* [Instruction] The listing below should be printed exactly, every line of it. Skip the pictures.

Data excerpts:
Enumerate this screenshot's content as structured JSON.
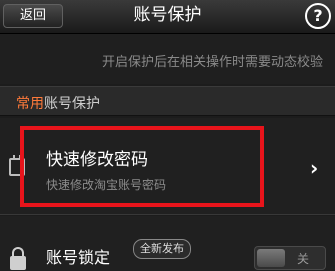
{
  "header": {
    "back_label": "返回",
    "title": "账号保护",
    "help_label": "?"
  },
  "notice": "开启保护后在相关操作时需要动态校验",
  "section": {
    "accent": "常用",
    "rest": "账号保护"
  },
  "quick_change": {
    "title": "快速修改密码",
    "subtitle": "快速修改淘宝账号密码",
    "chevron": "›"
  },
  "account_lock": {
    "title": "账号锁定",
    "badge": "全新发布",
    "toggle_label": "关",
    "enabled": false
  },
  "colors": {
    "accent": "#ff7a3a",
    "highlight": "#e8141b"
  }
}
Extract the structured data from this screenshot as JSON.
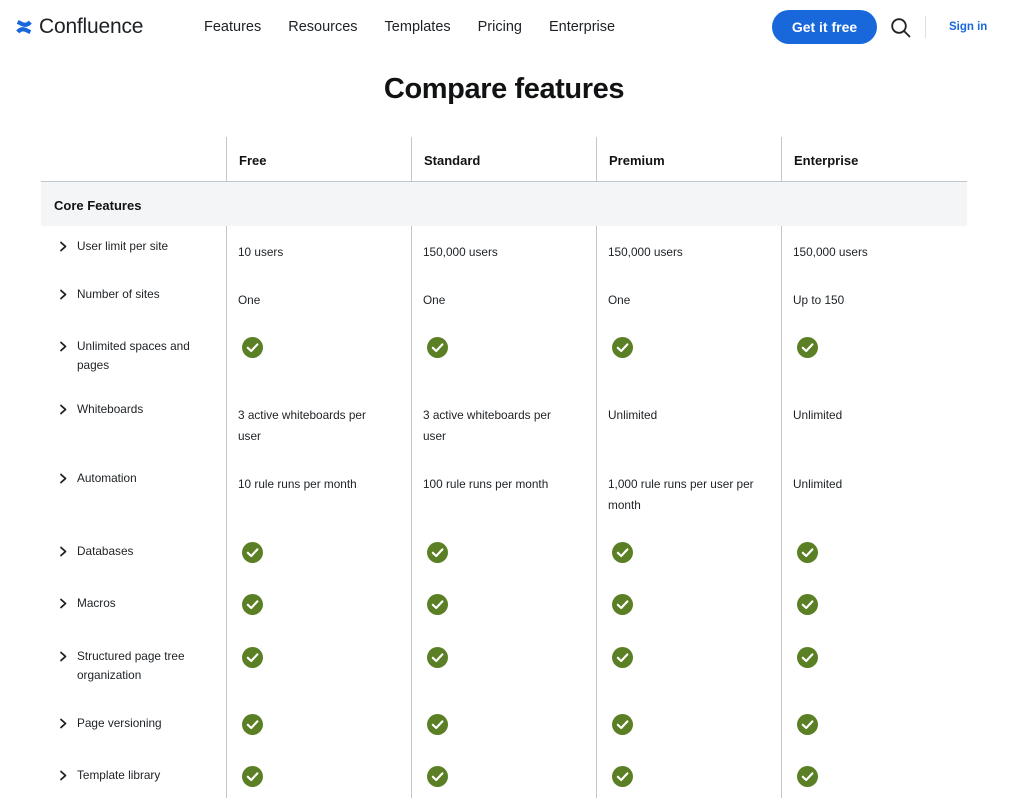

* [Task answer]
Enumerate this screenshot's content as structured JSON.
{
  "header": {
    "back_label": "返回",
    "title": "账号保护",
    "help_label": "?"
  },
  "notice": "开启保护后在相关操作时需要动态校验",
  "section": {
    "accent": "常用",
    "rest": "账号保护"
  },
  "quick_change": {
    "title": "快速修改密码",
    "subtitle": "快速修改淘宝账号密码",
    "chevron": "›"
  },
  "account_lock": {
    "title": "账号锁定",
    "badge": "全新发布",
    "toggle_label": "关",
    "enabled": false
  },
  "colors": {
    "accent": "#ff7a3a",
    "highlight": "#e8141b"
  }
}
Extract the structured data from this screenshot as JSON.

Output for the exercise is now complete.